***** Material *****

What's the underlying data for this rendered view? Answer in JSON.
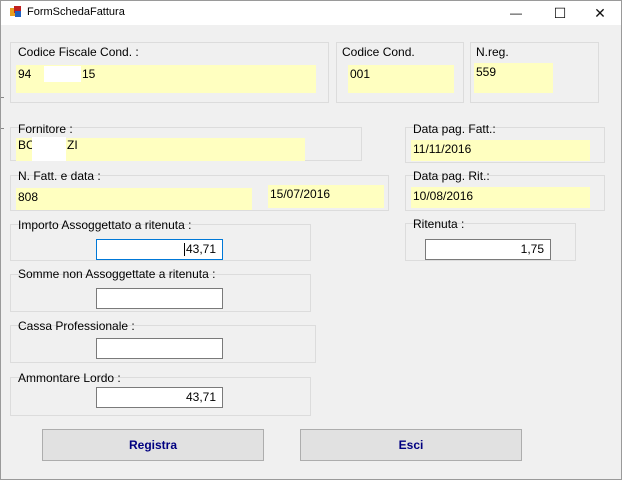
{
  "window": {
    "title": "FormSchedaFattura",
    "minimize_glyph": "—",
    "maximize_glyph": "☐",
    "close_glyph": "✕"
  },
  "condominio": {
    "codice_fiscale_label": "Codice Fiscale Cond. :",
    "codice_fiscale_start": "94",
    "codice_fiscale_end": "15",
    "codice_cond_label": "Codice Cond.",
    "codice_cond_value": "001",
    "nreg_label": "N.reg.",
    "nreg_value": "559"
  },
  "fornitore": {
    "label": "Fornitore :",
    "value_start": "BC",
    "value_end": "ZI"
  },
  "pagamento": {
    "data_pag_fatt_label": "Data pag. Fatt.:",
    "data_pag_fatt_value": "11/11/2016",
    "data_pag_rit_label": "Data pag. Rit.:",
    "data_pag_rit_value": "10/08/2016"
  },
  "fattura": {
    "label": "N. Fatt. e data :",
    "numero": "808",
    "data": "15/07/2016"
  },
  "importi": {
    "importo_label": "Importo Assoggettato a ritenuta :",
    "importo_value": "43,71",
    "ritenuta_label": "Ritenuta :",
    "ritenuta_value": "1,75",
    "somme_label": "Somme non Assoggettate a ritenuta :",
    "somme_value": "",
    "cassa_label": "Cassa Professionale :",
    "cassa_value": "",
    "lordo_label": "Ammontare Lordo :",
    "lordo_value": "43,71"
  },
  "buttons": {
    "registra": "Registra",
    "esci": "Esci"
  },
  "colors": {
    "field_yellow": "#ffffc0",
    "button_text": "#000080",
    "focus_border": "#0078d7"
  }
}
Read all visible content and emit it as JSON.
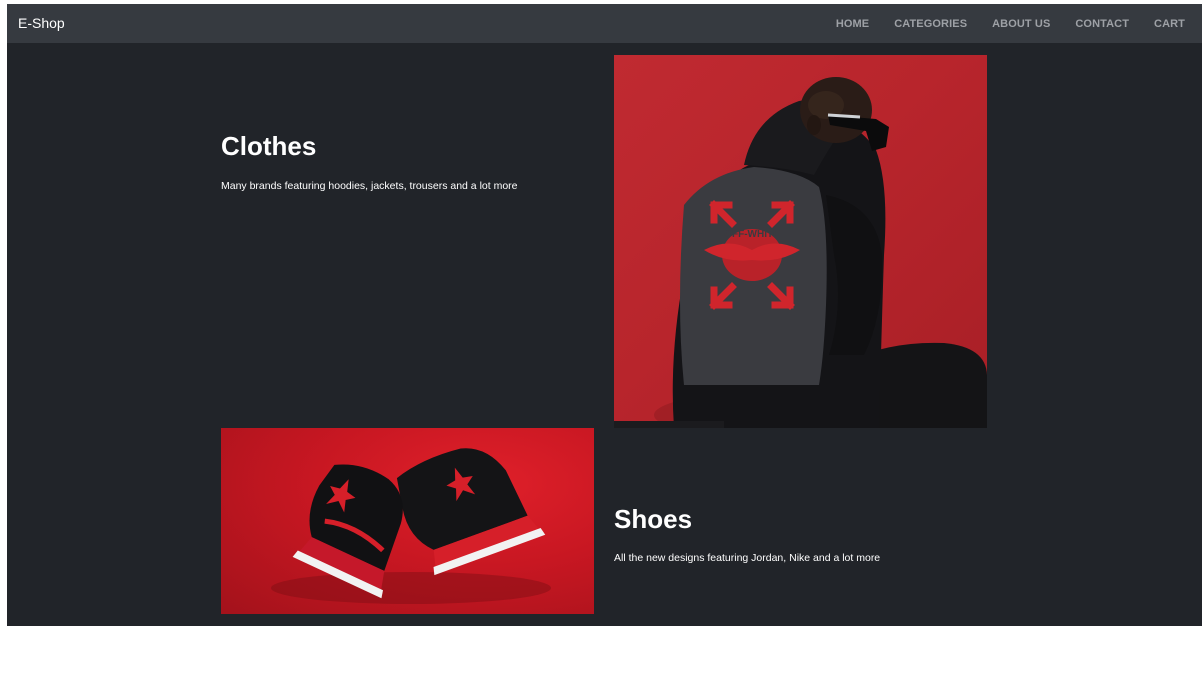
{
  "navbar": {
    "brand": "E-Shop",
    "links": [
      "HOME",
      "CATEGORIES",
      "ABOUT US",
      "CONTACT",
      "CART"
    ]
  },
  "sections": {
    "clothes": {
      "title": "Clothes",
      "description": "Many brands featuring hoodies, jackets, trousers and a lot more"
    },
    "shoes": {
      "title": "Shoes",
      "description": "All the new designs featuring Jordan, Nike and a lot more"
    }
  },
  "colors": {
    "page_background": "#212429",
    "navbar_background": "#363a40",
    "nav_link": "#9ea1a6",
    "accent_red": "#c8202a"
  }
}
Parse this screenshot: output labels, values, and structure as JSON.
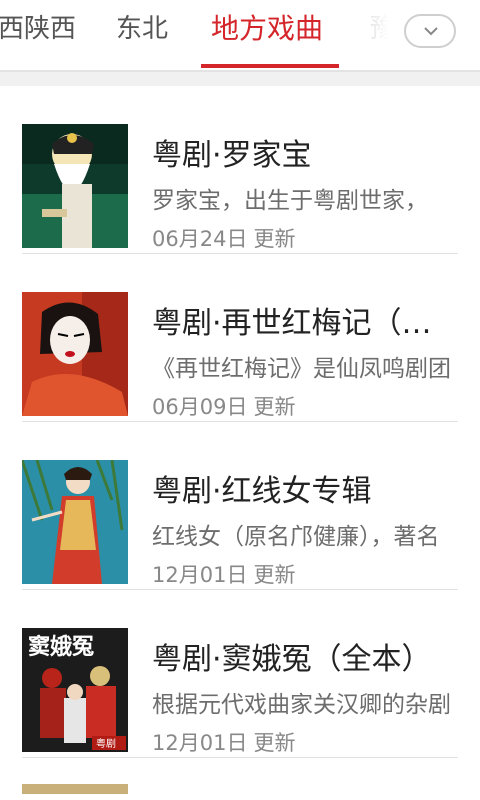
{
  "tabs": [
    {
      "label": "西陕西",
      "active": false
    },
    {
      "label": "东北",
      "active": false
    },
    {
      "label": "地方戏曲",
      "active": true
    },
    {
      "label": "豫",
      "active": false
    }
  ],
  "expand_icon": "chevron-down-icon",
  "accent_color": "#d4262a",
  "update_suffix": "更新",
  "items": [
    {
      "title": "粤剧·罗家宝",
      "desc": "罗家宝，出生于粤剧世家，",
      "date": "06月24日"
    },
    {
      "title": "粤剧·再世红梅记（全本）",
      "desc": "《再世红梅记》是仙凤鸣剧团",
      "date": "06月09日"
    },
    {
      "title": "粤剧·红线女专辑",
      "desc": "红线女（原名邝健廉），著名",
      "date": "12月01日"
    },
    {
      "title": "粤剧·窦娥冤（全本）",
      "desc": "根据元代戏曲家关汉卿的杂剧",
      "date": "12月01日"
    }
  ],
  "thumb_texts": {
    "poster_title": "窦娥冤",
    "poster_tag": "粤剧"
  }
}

*****
***** Material *****

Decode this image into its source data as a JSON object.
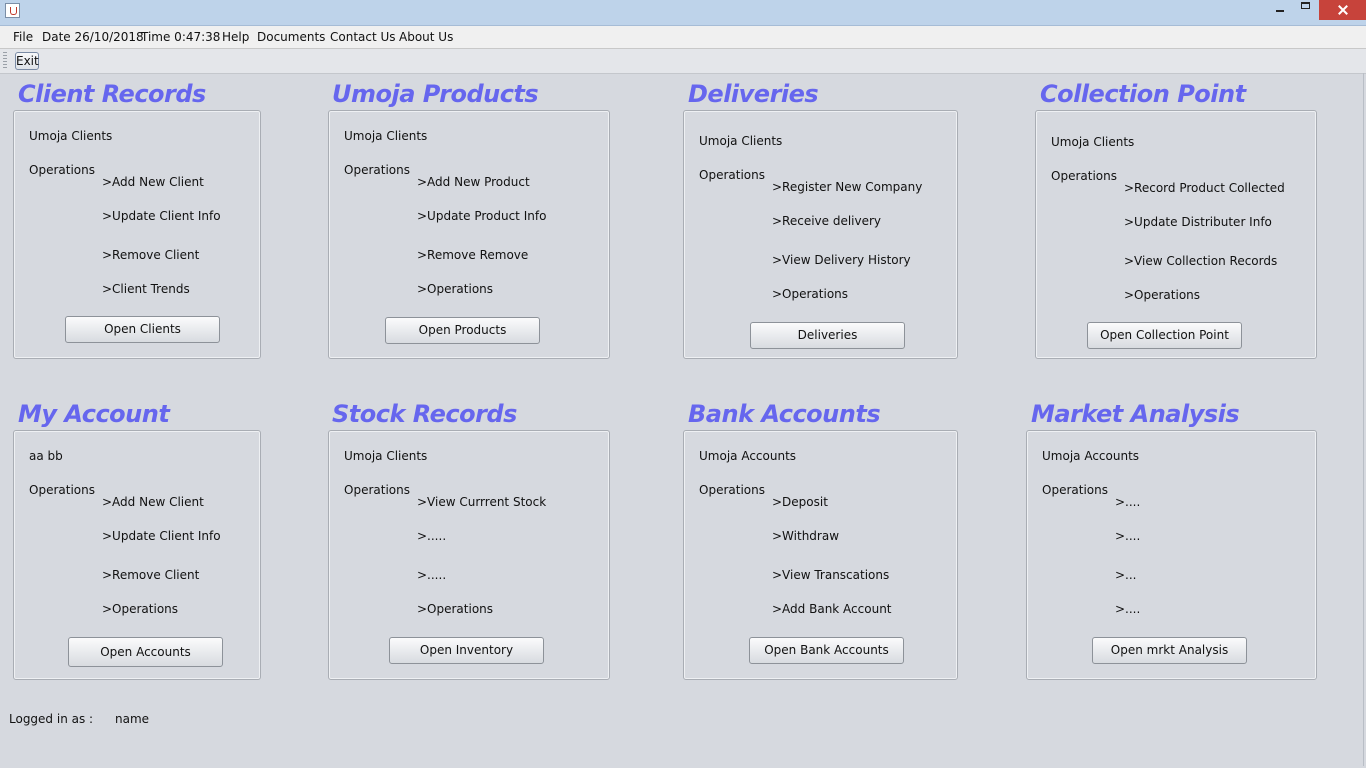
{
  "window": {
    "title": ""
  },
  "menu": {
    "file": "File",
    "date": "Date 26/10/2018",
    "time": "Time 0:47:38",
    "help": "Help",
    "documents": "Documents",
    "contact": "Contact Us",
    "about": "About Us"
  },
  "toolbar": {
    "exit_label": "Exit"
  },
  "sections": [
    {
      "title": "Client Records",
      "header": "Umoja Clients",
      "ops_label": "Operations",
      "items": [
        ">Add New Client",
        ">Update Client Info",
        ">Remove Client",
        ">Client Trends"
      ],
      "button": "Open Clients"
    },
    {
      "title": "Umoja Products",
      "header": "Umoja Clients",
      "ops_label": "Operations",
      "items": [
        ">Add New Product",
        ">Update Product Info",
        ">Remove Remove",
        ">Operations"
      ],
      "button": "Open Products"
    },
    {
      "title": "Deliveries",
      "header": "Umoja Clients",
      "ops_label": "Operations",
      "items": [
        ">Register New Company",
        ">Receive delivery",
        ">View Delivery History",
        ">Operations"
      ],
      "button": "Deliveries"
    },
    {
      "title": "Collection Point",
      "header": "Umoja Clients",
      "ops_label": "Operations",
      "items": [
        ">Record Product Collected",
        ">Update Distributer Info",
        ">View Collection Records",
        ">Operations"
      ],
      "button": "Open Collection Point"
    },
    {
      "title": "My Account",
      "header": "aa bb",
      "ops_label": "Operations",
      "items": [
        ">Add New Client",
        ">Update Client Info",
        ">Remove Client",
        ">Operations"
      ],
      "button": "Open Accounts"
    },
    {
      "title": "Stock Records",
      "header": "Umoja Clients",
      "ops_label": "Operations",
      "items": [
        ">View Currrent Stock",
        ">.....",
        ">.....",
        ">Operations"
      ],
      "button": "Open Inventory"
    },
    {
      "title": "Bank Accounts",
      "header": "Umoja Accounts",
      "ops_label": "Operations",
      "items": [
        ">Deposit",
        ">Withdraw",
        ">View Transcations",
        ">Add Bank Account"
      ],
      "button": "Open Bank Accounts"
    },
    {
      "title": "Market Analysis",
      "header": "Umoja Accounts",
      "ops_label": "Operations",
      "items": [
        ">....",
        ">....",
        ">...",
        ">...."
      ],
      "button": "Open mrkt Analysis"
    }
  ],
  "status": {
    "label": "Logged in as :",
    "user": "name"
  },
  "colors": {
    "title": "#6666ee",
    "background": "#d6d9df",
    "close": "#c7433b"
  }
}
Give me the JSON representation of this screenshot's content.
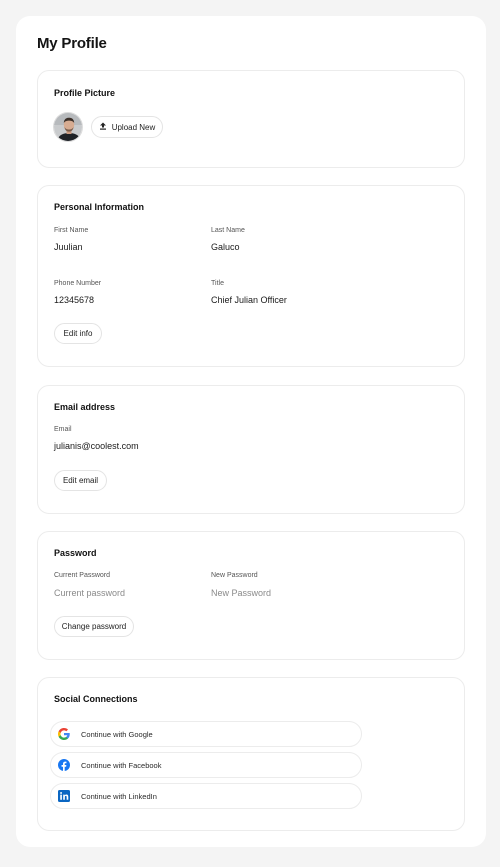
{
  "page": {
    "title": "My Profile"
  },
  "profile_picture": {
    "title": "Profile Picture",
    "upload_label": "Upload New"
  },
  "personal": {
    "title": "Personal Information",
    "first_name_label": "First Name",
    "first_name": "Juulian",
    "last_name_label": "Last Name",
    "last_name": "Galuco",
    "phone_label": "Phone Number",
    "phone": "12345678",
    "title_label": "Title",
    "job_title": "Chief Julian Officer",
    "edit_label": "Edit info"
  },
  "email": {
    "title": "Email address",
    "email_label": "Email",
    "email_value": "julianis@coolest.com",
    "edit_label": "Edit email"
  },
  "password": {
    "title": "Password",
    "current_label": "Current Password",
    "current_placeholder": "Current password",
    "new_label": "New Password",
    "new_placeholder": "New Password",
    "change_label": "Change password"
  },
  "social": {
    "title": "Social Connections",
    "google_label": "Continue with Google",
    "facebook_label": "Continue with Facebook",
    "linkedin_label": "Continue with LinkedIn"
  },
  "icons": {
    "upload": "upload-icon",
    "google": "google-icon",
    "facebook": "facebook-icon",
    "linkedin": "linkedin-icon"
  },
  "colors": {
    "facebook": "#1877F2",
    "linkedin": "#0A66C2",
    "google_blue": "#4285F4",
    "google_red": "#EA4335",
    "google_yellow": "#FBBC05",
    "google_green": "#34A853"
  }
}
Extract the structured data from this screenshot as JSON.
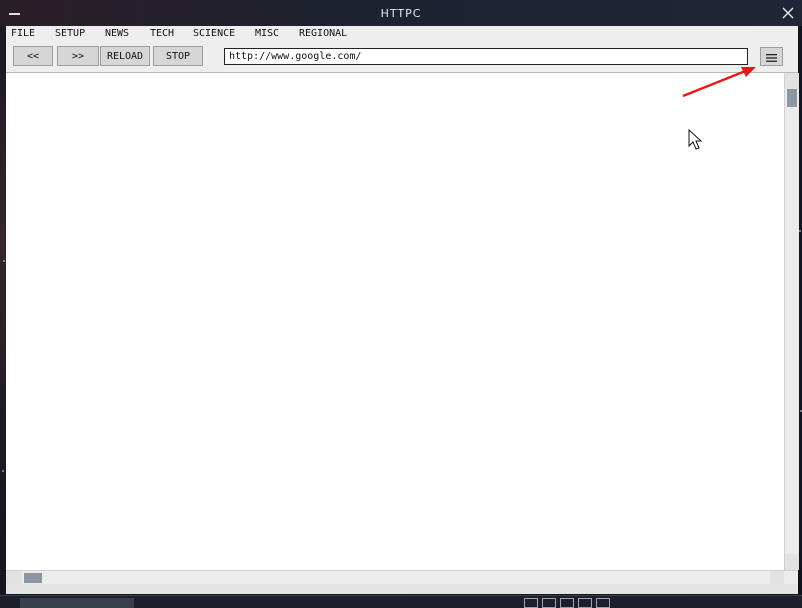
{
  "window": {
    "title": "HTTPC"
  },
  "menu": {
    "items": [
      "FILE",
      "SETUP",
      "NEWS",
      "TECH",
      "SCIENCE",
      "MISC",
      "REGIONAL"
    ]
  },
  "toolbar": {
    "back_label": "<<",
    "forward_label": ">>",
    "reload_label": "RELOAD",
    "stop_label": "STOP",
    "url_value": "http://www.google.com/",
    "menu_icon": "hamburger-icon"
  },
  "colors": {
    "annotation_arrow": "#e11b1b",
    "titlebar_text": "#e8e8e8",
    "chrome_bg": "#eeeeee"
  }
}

*****
***** Material *****

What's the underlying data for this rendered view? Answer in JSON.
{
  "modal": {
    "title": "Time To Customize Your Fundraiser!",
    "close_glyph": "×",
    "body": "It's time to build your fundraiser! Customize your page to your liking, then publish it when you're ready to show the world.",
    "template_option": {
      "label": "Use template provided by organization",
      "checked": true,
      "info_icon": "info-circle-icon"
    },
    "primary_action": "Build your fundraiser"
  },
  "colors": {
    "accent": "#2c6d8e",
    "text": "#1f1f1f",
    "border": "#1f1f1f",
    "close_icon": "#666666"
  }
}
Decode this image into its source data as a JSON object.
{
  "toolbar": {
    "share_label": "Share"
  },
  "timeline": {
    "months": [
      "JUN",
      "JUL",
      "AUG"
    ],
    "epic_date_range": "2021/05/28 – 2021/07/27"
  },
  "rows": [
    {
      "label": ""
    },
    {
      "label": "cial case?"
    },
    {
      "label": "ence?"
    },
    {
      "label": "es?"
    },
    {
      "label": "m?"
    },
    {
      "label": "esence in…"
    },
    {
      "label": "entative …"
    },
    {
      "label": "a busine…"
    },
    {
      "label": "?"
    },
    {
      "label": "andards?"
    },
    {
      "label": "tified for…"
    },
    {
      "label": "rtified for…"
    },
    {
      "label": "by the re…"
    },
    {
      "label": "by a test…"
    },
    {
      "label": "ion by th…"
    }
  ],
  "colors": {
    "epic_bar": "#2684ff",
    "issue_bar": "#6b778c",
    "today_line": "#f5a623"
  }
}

*****

◆ **What the task asks**: Report each line of the material above where the word "Customize" appears.

◆ **Expected output**:
    "title": "Time To Customize Your Fundraiser!",
    "body": "It's time to build your fundraiser! Customize your page to your liking, then publish it when you're ready to show the world.",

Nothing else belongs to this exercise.